DIRECTIONS :: What you return should match every record exactly, with the images removed.

DATA LISTING ::
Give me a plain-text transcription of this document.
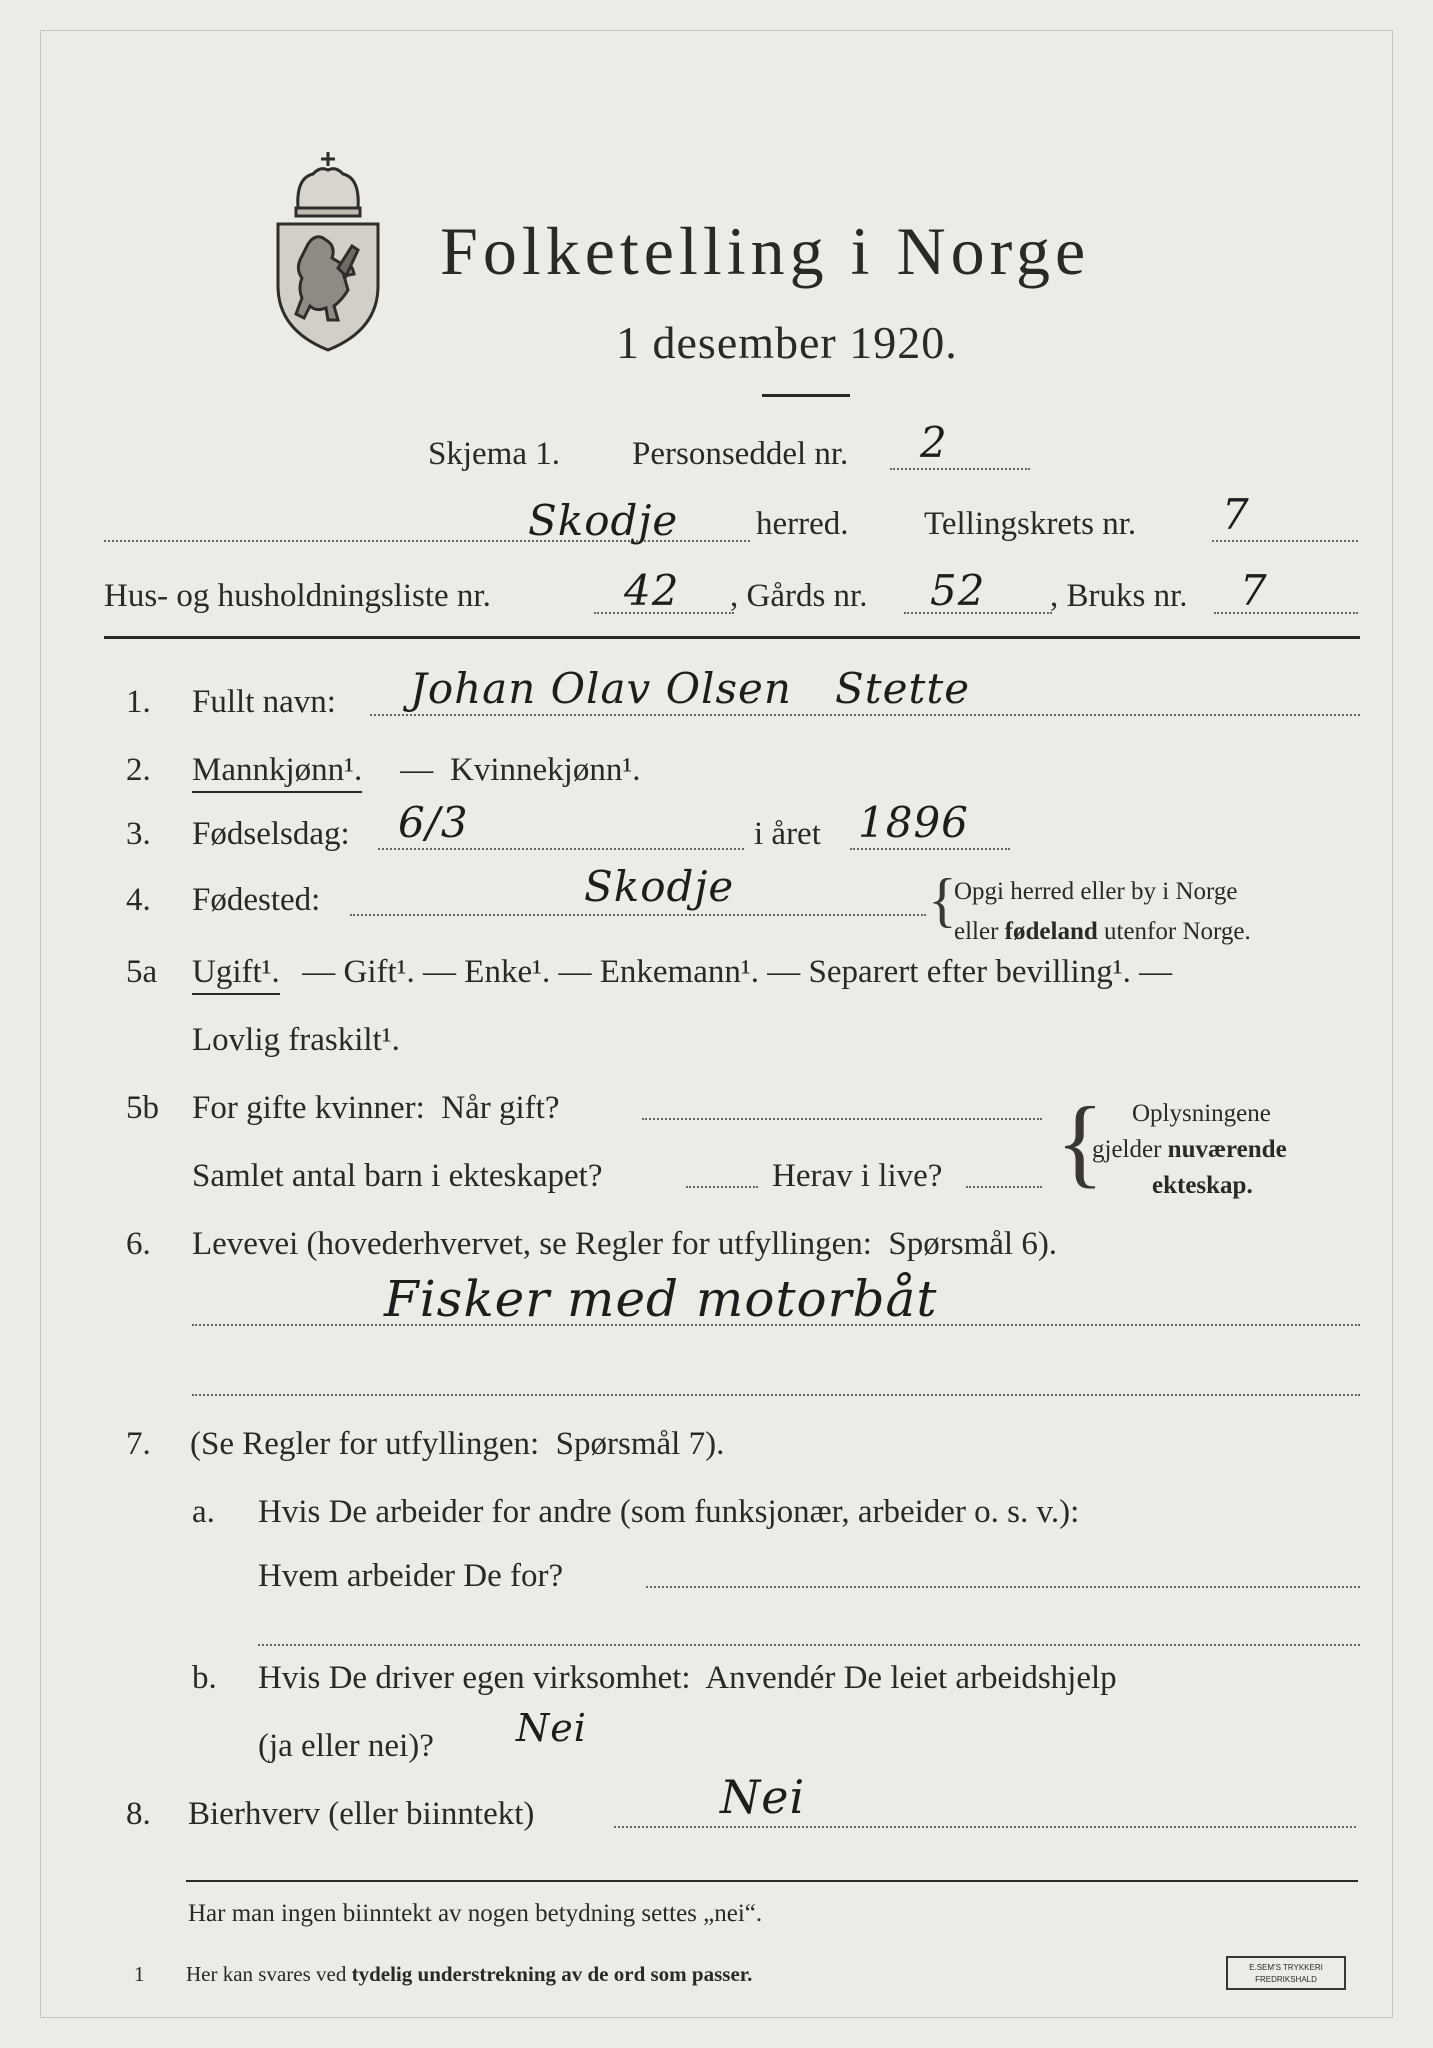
Folketelling i Norge
1 desember 1920.
Skjema 1. Personseddel nr. 2
Skodje herred. Tellingskrets nr. 7
Hus- og husholdningsliste nr.	42 , Gårds nr. 52 , Bruks nr. 7
1. Fullt navn: Johan Olav Olsen   Stette
2. Mannkjønn¹. — Kvinnekjønn¹.
3. Fødselsdag: 6/3	i året 1896
4. Fødested:	Skodje	{
Opgi herred eller by i Norge
eller fødeland utenfor Norge.
5a Ugift¹. — Gift¹. — Enke¹. — Enkemann¹. — Separert efter bevilling¹. —
Lovlig fraskilt¹.
5b For gifte kvinner:  Når gift?
Samlet antal barn i ekteskapet?	Herav i live? { Oplysningene
gjelder nuværende
ekteskap.
6. Levevei (hovederhvervet, se Regler for utfyllingen:  Spørsmål 6).
Fisker med motorbåt
7. (Se Regler for utfyllingen:  Spørsmål 7).
a. Hvis De arbeider for andre (som funksjonær, arbeider o. s. v.):
Hvem arbeider De for?
b. Hvis De driver egen virksomhet:  Anvendér De leiet arbeidshjelp
(ja eller nei)? Nei
8. Bierhverv (eller biinntekt)	Nei
Har man ingen biinntekt av nogen betydning settes „nei“.
1 Her kan svares ved tydelig understrekning av de ord som passer.	E.SEM'S TRYKKERI
FREDRIKSHALD
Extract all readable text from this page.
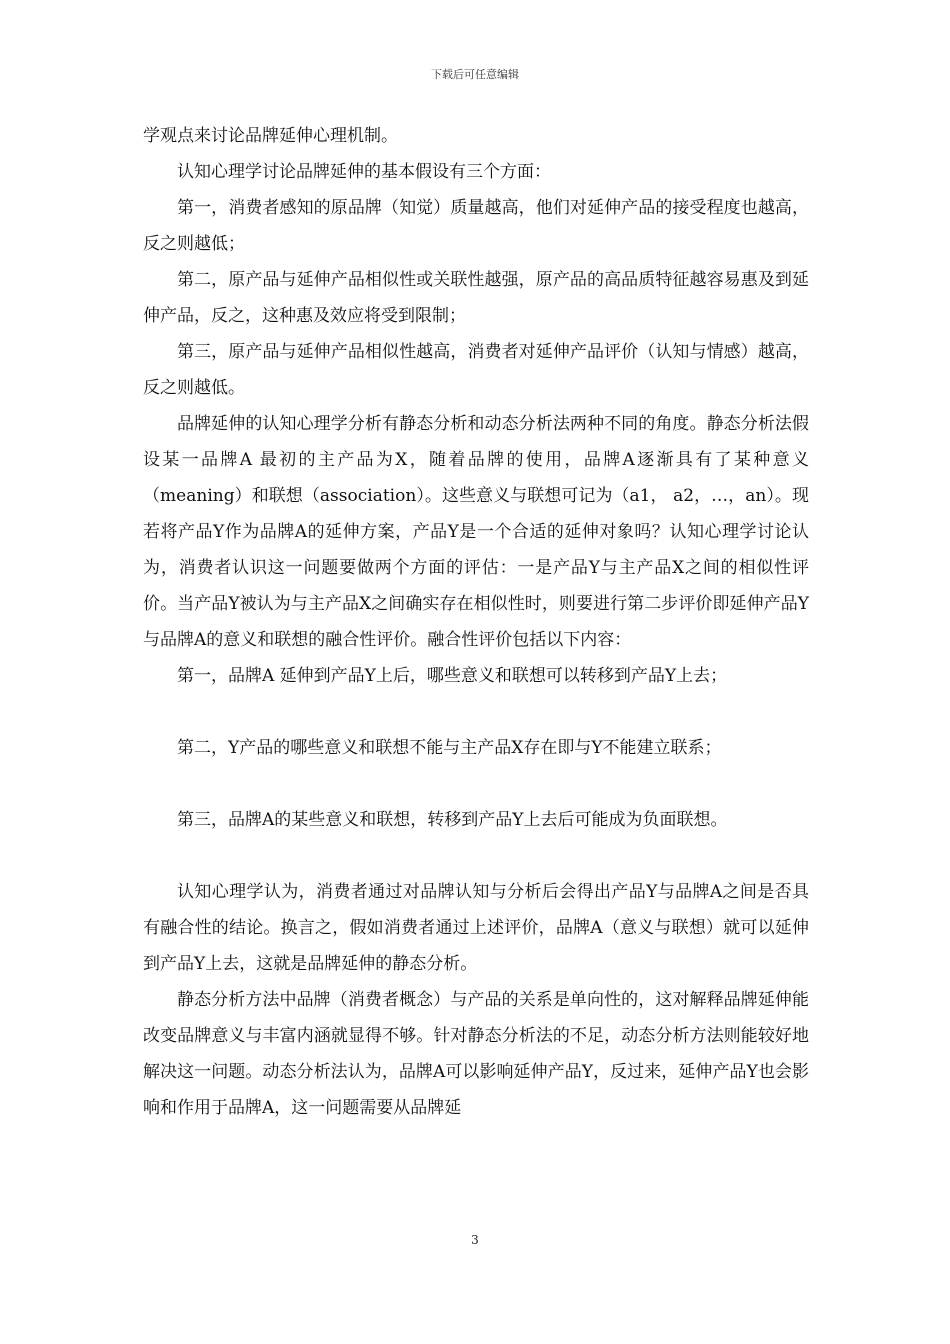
下载后可任意编辑

学观点来讨论品牌延伸心理机制。

认知心理学讨论品牌延伸的基本假设有三个方面：

第一，消费者感知的原品牌（知觉）质量越高，他们对延伸产品的接受程度也越高，反之则越低；

第二，原产品与延伸产品相似性或关联性越强，原产品的高品质特征越容易惠及到延伸产品，反之，这种惠及效应将受到限制；

第三，原产品与延伸产品相似性越高，消费者对延伸产品评价（认知与情感）越高，反之则越低。

品牌延伸的认知心理学分析有静态分析和动态分析法两种不同的角度。静态分析法假设某一品牌A 最初的主产品为X，随着品牌的使用，品牌A逐渐具有了某种意义（meaning）和联想（association）。这些意义与联想可记为（a1， a2，…，an）。现若将产品Y作为品牌A的延伸方案，产品Y是一个合适的延伸对象吗？认知心理学讨论认为，消费者认识这一问题要做两个方面的评估：一是产品Y与主产品X之间的相似性评价。当产品Y被认为与主产品X之间确实存在相似性时，则要进行第二步评价即延伸产品Y与品牌A的意义和联想的融合性评价。融合性评价包括以下内容：

第一，品牌A 延伸到产品Y上后，哪些意义和联想可以转移到产品Y上去；

第二，Y产品的哪些意义和联想不能与主产品X存在即与Y不能建立联系；

第三，品牌A的某些意义和联想，转移到产品Y上去后可能成为负面联想。

认知心理学认为，消费者通过对品牌认知与分析后会得出产品Y与品牌A之间是否具有融合性的结论。换言之，假如消费者通过上述评价，品牌A（意义与联想）就可以延伸到产品Y上去，这就是品牌延伸的静态分析。

静态分析方法中品牌（消费者概念）与产品的关系是单向性的，这对解释品牌延伸能改变品牌意义与丰富内涵就显得不够。针对静态分析法的不足，动态分析方法则能较好地解决这一问题。动态分析法认为，品牌A可以影响延伸产品Y，反过来，延伸产品Y也会影响和作用于品牌A，这一问题需要从品牌延

3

FULL ANSWER ::
Give me a plain-text transcription of this document.
Folketelling i Norge
1 desember 1920.
Skjema 1. Personseddel nr. 2
Skodje herred. Tellingskrets nr. 7
Hus- og husholdningsliste nr.	42 , Gårds nr. 52 , Bruks nr. 7
1. Fullt navn: Johan Olav Olsen   Stette
2. Mannkjønn¹. — Kvinnekjønn¹.
3. Fødselsdag: 6/3	i året 1896
4. Fødested:	Skodje	{
Opgi herred eller by i Norge
eller fødeland utenfor Norge.
5a Ugift¹. — Gift¹. — Enke¹. — Enkemann¹. — Separert efter bevilling¹. —
Lovlig fraskilt¹.
5b For gifte kvinner:  Når gift?
Samlet antal barn i ekteskapet?	Herav i live? { Oplysningene
gjelder nuværende
ekteskap.
6. Levevei (hovederhvervet, se Regler for utfyllingen:  Spørsmål 6).
Fisker med motorbåt
7. (Se Regler for utfyllingen:  Spørsmål 7).
a. Hvis De arbeider for andre (som funksjonær, arbeider o. s. v.):
Hvem arbeider De for?
b. Hvis De driver egen virksomhet:  Anvendér De leiet arbeidshjelp
(ja eller nei)? Nei
8. Bierhverv (eller biinntekt)	Nei
Har man ingen biinntekt av nogen betydning settes „nei“.
1 Her kan svares ved tydelig understrekning av de ord som passer.	E.SEM'S TRYKKERI
FREDRIKSHALD
Extract all readable text from this page.
下载后可任意编辑

学观点来讨论品牌延伸心理机制。

认知心理学讨论品牌延伸的基本假设有三个方面：

第一，消费者感知的原品牌（知觉）质量越高，他们对延伸产品的接受程度也越高，反之则越低；

第二，原产品与延伸产品相似性或关联性越强，原产品的高品质特征越容易惠及到延伸产品，反之，这种惠及效应将受到限制；

第三，原产品与延伸产品相似性越高，消费者对延伸产品评价（认知与情感）越高，反之则越低。

品牌延伸的认知心理学分析有静态分析和动态分析法两种不同的角度。静态分析法假设某一品牌A 最初的主产品为X，随着品牌的使用，品牌A逐渐具有了某种意义（meaning）和联想（association）。这些意义与联想可记为（a1， a2，…，an）。现若将产品Y作为品牌A的延伸方案，产品Y是一个合适的延伸对象吗？认知心理学讨论认为，消费者认识这一问题要做两个方面的评估：一是产品Y与主产品X之间的相似性评价。当产品Y被认为与主产品X之间确实存在相似性时，则要进行第二步评价即延伸产品Y与品牌A的意义和联想的融合性评价。融合性评价包括以下内容：

第一，品牌A 延伸到产品Y上后，哪些意义和联想可以转移到产品Y上去；

第二，Y产品的哪些意义和联想不能与主产品X存在即与Y不能建立联系；

第三，品牌A的某些意义和联想，转移到产品Y上去后可能成为负面联想。

认知心理学认为，消费者通过对品牌认知与分析后会得出产品Y与品牌A之间是否具有融合性的结论。换言之，假如消费者通过上述评价，品牌A（意义与联想）就可以延伸到产品Y上去，这就是品牌延伸的静态分析。

静态分析方法中品牌（消费者概念）与产品的关系是单向性的，这对解释品牌延伸能改变品牌意义与丰富内涵就显得不够。针对静态分析法的不足，动态分析方法则能较好地解决这一问题。动态分析法认为，品牌A可以影响延伸产品Y，反过来，延伸产品Y也会影响和作用于品牌A，这一问题需要从品牌延

3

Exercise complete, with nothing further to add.